------ Entries supplied
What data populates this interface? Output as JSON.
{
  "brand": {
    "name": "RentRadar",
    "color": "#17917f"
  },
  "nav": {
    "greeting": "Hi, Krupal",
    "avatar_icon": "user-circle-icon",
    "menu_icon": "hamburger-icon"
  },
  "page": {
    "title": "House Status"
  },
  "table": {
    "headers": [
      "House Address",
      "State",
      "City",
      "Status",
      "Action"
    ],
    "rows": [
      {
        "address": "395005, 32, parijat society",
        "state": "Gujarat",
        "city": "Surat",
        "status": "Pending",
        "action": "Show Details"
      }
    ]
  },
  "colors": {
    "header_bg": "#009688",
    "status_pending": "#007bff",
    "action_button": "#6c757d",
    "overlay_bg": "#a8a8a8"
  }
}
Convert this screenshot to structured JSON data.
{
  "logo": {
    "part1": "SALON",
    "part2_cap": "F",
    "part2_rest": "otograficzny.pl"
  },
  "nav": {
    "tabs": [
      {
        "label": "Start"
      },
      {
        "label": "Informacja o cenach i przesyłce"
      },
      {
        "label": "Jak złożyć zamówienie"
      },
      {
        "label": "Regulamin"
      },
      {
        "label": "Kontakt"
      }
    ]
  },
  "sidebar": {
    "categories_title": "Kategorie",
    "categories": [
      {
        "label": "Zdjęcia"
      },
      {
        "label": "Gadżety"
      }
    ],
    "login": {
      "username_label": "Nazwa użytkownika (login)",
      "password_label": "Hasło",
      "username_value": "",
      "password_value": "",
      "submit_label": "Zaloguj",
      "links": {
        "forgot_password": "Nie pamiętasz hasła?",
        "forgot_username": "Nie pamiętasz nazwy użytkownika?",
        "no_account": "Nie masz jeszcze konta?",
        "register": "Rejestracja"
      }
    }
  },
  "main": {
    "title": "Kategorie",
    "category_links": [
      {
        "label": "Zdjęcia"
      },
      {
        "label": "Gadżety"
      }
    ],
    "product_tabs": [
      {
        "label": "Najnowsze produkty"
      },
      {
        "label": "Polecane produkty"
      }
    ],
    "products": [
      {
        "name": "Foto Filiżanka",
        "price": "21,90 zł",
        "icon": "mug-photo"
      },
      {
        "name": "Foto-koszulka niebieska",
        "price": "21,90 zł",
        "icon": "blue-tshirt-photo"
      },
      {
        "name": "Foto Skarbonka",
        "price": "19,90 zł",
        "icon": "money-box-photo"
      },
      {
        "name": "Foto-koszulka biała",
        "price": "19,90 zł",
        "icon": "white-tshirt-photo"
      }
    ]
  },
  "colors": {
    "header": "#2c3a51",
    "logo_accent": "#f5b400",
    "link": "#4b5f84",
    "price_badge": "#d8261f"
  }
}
------------
_Set task:_ Write the listing out again, exactly as it reads.

_Exercise response:_
What data populates this interface? Output as JSON.
{
  "brand": {
    "name": "RentRadar",
    "color": "#17917f"
  },
  "nav": {
    "greeting": "Hi, Krupal",
    "avatar_icon": "user-circle-icon",
    "menu_icon": "hamburger-icon"
  },
  "page": {
    "title": "House Status"
  },
  "table": {
    "headers": [
      "House Address",
      "State",
      "City",
      "Status",
      "Action"
    ],
    "rows": [
      {
        "address": "395005, 32, parijat society",
        "state": "Gujarat",
        "city": "Surat",
        "status": "Pending",
        "action": "Show Details"
      }
    ]
  },
  "colors": {
    "header_bg": "#009688",
    "status_pending": "#007bff",
    "action_button": "#6c757d",
    "overlay_bg": "#a8a8a8"
  }
}
Convert this screenshot to structured JSON data.
{
  "logo": {
    "part1": "SALON",
    "part2_cap": "F",
    "part2_rest": "otograficzny.pl"
  },
  "nav": {
    "tabs": [
      {
        "label": "Start"
      },
      {
        "label": "Informacja o cenach i przesyłce"
      },
      {
        "label": "Jak złożyć zamówienie"
      },
      {
        "label": "Regulamin"
      },
      {
        "label": "Kontakt"
      }
    ]
  },
  "sidebar": {
    "categories_title": "Kategorie",
    "categories": [
      {
        "label": "Zdjęcia"
      },
      {
        "label": "Gadżety"
      }
    ],
    "login": {
      "username_label": "Nazwa użytkownika (login)",
      "password_label": "Hasło",
      "username_value": "",
      "password_value": "",
      "submit_label": "Zaloguj",
      "links": {
        "forgot_password": "Nie pamiętasz hasła?",
        "forgot_username": "Nie pamiętasz nazwy użytkownika?",
        "no_account": "Nie masz jeszcze konta?",
        "register": "Rejestracja"
      }
    }
  },
  "main": {
    "title": "Kategorie",
    "category_links": [
      {
        "label": "Zdjęcia"
      },
      {
        "label": "Gadżety"
      }
    ],
    "product_tabs": [
      {
        "label": "Najnowsze produkty"
      },
      {
        "label": "Polecane produkty"
      }
    ],
    "products": [
      {
        "name": "Foto Filiżanka",
        "price": "21,90 zł",
        "icon": "mug-photo"
      },
      {
        "name": "Foto-koszulka niebieska",
        "price": "21,90 zł",
        "icon": "blue-tshirt-photo"
      },
      {
        "name": "Foto Skarbonka",
        "price": "19,90 zł",
        "icon": "money-box-photo"
      },
      {
        "name": "Foto-koszulka biała",
        "price": "19,90 zł",
        "icon": "white-tshirt-photo"
      }
    ]
  },
  "colors": {
    "header": "#2c3a51",
    "logo_accent": "#f5b400",
    "link": "#4b5f84",
    "price_badge": "#d8261f"
  }
}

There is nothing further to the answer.